**Requirement**
Reproduce each line exactly. Skip none.

**Dataset items**

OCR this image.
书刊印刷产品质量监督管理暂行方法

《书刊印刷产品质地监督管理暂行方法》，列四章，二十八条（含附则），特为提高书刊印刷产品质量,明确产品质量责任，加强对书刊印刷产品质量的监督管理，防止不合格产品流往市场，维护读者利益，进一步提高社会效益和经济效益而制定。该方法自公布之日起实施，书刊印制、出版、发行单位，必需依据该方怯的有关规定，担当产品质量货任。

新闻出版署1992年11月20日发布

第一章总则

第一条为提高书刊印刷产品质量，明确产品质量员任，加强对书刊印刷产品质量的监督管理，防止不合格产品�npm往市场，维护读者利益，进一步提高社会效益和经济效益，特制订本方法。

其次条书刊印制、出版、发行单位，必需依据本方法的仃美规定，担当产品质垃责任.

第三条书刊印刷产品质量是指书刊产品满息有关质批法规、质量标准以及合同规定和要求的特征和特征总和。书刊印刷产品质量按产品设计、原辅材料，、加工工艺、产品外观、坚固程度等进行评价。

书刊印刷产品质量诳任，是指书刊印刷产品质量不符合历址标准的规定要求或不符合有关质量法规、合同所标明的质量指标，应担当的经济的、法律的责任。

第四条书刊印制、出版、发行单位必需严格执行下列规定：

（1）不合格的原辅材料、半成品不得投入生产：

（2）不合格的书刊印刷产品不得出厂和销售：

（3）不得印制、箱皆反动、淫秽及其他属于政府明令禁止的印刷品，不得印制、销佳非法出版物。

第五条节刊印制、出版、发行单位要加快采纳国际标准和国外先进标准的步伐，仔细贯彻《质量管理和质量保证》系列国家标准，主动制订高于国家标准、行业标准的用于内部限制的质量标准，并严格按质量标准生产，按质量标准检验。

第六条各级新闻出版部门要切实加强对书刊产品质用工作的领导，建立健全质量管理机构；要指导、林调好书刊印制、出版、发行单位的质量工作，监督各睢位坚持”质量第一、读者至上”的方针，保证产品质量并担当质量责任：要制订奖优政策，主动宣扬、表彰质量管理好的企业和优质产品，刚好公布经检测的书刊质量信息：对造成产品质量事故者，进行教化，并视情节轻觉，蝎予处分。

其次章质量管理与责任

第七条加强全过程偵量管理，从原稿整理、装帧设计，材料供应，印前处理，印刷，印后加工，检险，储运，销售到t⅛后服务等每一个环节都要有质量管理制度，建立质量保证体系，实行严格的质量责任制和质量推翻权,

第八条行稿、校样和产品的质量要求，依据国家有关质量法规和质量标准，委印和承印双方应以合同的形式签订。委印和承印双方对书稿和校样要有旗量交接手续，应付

**Response**
OCR this image.
书刊印刷产品质量监督管理暂行方法

《书刊印刷产品质地监督管理暂行方法》，列四章，二十八条（含附则），特为提高书刊印刷产品质量,明确产品质量责任，加强对书刊印刷产品质量的监督管理，防止不合格产品流往市场，维护读者利益，进一步提高社会效益和经济效益而制定。该方法自公布之日起实施，书刊印制、出版、发行单位，必需依据该方怯的有关规定，担当产品质量货任。

新闻出版署1992年11月20日发布

第一章总则

第一条为提高书刊印刷产品质量，明确产品质量员任，加强对书刊印刷产品质量的监督管理，防止不合格产品�npm往市场，维护读者利益，进一步提高社会效益和经济效益，特制订本方法。

其次条书刊印制、出版、发行单位，必需依据本方法的仃美规定，担当产品质垃责任.

第三条书刊印刷产品质量是指书刊产品满息有关质批法规、质量标准以及合同规定和要求的特征和特征总和。书刊印刷产品质量按产品设计、原辅材料，、加工工艺、产品外观、坚固程度等进行评价。

书刊印刷产品质量诳任，是指书刊印刷产品质量不符合历址标准的规定要求或不符合有关质量法规、合同所标明的质量指标，应担当的经济的、法律的责任。

第四条书刊印制、出版、发行单位必需严格执行下列规定：

（1）不合格的原辅材料、半成品不得投入生产：

（2）不合格的书刊印刷产品不得出厂和销售：

（3）不得印制、箱皆反动、淫秽及其他属于政府明令禁止的印刷品，不得印制、销佳非法出版物。

第五条节刊印制、出版、发行单位要加快采纳国际标准和国外先进标准的步伐，仔细贯彻《质量管理和质量保证》系列国家标准，主动制订高于国家标准、行业标准的用于内部限制的质量标准，并严格按质量标准生产，按质量标准检验。

第六条各级新闻出版部门要切实加强对书刊产品质用工作的领导，建立健全质量管理机构；要指导、林调好书刊印制、出版、发行单位的质量工作，监督各睢位坚持”质量第一、读者至上”的方针，保证产品质量并担当质量责任：要制订奖优政策，主动宣扬、表彰质量管理好的企业和优质产品，刚好公布经检测的书刊质量信息：对造成产品质量事故者，进行教化，并视情节轻觉，蝎予处分。

其次章质量管理与责任

第七条加强全过程偵量管理，从原稿整理、装帧设计，材料供应，印前处理，印刷，印后加工，检险，储运，销售到t⅛后服务等每一个环节都要有质量管理制度，建立质量保证体系，实行严格的质量责任制和质量推翻权,

第八条行稿、校样和产品的质量要求，依据国家有关质量法规和质量标准，委印和承印双方应以合同的形式签订。委印和承印双方对书稿和校样要有旗量交接手续，应付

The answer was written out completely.